# [Task to carry out]
Identify the lines bearing the string "абзацем" and gather them.

-- start Raw records --

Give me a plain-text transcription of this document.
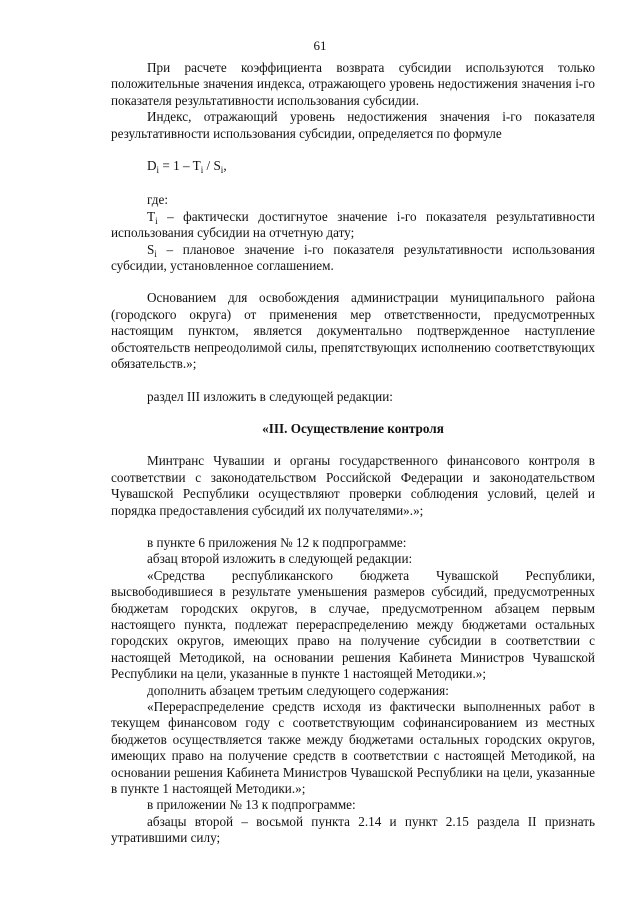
61

При расчете коэффициента возврата субсидии используются только положительные значения индекса, отражающего уровень недостижения значения i-го показателя результативности использования субсидии.

Индекс, отражающий уровень недостижения значения i-го показателя результативности использования субсидии, определяется по формуле

$D_i = 1 - T_i / S_i$,

где:

$T_i$ – фактически достигнутое значение i-го показателя результативности использования субсидии на отчетную дату;

$S_i$ – плановое значение i-го показателя результативности использования субсидии, установленное соглашением.

Основанием для освобождения администрации муниципального района (городского округа) от применения мер ответственности, предусмотренных настоящим пунктом, является документально подтвержденное наступление обстоятельств непреодолимой силы, препятствующих исполнению соответствующих обязательств.»;

раздел III изложить в следующей редакции:

«III. Осуществление контроля

Минтранс Чувашии и органы государственного финансового контроля в соответствии с законодательством Российской Федерации и законодательством Чувашской Республики осуществляют проверки соблюдения условий, целей и порядка предоставления субсидий их получателями».»;

в пункте 6 приложения № 12 к подпрограмме:

абзац второй изложить в следующей редакции:

«Средства республиканского бюджета Чувашской Республики, высвободившиеся в результате уменьшения размеров субсидий, предусмотренных бюджетам городских округов, в случае, предусмотренном абзацем первым настоящего пункта, подлежат перераспределению между бюджетами остальных городских округов, имеющих право на получение субсидии в соответствии с настоящей Методикой, на основании решения Кабинета Министров Чувашской Республики на цели, указанные в пункте 1 настоящей Методики.»;

дополнить абзацем третьим следующего содержания:

«Перераспределение средств исходя из фактически выполненных работ в текущем финансовом году с соответствующим софинансированием из местных бюджетов осуществляется также между бюджетами остальных городских округов, имеющих право на получение средств в соответствии с настоящей Методикой, на основании решения Кабинета Министров Чувашской Республики на цели, указанные в пункте 1 настоящей Методики.»;

в приложении № 13 к подпрограмме:

абзацы второй – восьмой пункта 2.14 и пункт 2.15 раздела II признать утратившими силу;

-- end Raw records --

# [Worked solution]
«Средства республиканского бюджета Чувашской Республики, высвободившиеся в результате уменьшения размеров субсидий, предусмотренных бюджетам городских округов, в случае, предусмотренном абзацем первым настоящего пункта, подлежат перераспределению между бюджетами остальных городских округов, имеющих право на получение субсидии в соответствии с настоящей Методикой, на основании решения Кабинета Министров Чувашской Республики на цели, указанные в пункте 1 настоящей Методики.»;
дополнить абзацем третьим следующего содержания:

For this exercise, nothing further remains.